Your instructions:
Can you pull out each line of the data below that includes the word "Department"?

Data to use:

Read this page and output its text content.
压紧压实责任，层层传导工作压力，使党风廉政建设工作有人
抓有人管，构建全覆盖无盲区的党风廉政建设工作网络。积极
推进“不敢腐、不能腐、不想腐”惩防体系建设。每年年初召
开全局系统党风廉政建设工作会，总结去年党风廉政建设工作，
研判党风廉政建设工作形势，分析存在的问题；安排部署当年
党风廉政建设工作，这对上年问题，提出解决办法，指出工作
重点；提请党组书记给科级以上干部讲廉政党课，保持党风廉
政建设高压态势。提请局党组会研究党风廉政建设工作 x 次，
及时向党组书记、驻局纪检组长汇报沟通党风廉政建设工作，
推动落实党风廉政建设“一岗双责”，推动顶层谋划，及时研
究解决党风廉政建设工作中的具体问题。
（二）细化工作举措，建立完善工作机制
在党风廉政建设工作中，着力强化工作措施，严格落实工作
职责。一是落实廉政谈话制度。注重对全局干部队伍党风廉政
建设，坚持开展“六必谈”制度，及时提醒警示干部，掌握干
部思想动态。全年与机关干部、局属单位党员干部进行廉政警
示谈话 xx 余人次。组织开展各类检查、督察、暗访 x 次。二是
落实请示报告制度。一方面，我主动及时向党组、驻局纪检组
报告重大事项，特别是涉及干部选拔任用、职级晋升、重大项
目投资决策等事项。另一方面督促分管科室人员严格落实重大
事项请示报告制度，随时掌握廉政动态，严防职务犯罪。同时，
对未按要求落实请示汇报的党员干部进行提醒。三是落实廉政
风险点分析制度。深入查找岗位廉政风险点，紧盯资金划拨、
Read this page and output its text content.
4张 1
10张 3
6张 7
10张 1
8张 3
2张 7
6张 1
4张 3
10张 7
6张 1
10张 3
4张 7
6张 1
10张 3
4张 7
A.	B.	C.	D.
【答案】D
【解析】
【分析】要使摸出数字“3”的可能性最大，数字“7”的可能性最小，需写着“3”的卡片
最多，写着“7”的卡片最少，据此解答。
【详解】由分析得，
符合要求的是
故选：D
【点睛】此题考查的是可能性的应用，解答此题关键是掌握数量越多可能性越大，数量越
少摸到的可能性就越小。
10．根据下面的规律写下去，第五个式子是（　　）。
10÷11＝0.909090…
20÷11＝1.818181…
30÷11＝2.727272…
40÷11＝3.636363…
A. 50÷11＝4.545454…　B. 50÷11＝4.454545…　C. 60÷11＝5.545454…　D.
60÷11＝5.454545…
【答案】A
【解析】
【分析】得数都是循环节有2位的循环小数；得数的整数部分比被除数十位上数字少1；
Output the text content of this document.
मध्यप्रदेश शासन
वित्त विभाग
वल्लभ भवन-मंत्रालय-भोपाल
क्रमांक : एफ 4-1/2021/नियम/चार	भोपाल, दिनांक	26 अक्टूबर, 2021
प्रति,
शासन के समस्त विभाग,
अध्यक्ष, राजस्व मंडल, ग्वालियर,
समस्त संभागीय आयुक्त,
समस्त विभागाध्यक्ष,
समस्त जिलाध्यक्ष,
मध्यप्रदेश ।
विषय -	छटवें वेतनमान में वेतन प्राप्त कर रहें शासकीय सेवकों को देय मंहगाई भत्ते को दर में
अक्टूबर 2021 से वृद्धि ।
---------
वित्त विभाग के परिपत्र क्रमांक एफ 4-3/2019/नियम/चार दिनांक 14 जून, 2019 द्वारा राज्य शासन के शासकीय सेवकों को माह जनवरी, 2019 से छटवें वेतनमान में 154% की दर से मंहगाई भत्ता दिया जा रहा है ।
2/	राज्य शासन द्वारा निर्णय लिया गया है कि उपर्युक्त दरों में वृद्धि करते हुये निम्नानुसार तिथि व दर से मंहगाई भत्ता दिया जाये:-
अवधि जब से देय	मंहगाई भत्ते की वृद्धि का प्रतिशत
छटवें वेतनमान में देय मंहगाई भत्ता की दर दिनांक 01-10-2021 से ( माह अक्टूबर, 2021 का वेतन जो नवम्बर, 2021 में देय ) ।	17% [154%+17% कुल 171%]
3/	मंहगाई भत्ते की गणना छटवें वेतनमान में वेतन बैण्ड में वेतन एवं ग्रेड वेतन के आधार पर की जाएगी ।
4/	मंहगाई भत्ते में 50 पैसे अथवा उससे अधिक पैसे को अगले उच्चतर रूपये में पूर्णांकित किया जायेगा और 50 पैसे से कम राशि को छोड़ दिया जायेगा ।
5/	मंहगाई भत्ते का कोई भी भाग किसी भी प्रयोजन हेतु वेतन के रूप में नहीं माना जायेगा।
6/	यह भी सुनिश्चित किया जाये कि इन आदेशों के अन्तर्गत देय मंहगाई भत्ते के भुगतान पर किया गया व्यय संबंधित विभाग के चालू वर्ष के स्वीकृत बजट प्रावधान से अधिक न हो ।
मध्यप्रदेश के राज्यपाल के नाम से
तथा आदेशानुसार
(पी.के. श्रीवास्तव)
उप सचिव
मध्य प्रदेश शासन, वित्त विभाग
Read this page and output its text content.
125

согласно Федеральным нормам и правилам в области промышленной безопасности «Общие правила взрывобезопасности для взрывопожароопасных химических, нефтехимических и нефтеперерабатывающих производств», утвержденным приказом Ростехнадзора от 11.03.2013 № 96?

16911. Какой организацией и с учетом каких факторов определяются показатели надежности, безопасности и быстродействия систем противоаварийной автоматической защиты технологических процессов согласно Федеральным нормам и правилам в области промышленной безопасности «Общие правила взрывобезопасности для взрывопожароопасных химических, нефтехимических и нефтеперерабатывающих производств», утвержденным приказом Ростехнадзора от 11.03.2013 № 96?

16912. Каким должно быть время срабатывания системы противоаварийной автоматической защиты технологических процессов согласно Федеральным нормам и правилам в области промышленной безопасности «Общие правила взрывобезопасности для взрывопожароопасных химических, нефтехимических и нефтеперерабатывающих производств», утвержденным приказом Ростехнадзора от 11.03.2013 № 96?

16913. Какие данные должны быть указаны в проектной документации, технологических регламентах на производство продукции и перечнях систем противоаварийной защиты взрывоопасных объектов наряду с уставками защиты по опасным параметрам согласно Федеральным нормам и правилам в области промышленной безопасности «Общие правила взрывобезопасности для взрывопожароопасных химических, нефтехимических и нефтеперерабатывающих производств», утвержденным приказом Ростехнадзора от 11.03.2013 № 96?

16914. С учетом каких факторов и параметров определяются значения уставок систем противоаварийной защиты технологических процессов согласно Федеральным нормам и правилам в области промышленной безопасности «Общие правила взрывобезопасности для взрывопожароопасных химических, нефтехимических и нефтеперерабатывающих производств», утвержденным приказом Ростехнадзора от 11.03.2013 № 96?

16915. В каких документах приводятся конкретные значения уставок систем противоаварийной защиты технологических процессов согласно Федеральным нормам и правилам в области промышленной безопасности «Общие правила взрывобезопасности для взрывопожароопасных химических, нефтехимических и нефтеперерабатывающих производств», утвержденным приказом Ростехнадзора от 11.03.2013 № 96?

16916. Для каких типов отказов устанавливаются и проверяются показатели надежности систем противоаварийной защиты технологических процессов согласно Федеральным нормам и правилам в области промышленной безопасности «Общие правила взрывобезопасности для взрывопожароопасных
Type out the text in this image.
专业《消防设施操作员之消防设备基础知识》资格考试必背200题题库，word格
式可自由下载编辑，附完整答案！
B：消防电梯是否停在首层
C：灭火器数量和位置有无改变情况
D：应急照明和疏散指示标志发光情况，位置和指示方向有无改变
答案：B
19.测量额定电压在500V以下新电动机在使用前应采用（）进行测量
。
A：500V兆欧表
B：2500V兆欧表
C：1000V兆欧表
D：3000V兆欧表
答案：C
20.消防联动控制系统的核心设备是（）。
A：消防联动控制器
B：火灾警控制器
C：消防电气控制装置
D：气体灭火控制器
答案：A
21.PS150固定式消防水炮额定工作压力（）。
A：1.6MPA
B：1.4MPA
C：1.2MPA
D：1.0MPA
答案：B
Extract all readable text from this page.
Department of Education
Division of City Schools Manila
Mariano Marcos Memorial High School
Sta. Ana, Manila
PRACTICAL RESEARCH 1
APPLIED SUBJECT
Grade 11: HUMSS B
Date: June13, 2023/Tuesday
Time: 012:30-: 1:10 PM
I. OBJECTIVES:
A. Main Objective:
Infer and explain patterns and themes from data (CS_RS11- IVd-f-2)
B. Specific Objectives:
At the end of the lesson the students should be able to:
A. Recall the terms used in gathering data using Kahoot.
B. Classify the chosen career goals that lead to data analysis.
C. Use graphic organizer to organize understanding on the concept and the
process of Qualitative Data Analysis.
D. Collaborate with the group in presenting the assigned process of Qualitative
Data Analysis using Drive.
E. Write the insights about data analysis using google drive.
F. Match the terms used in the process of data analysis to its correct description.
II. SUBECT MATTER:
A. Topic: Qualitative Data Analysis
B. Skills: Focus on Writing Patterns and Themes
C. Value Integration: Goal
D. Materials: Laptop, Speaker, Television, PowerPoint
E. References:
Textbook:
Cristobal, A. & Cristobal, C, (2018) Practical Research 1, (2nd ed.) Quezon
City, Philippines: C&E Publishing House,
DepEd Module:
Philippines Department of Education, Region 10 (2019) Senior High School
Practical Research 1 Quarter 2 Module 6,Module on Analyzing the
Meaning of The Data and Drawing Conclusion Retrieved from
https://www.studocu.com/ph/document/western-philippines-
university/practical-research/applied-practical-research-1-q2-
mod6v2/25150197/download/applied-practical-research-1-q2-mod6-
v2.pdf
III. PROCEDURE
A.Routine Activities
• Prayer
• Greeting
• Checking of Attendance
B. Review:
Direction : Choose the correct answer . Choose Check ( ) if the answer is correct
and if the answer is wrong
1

Response:
Department of Education
Philippines Department of Education, Region 10 (2019) Senior High School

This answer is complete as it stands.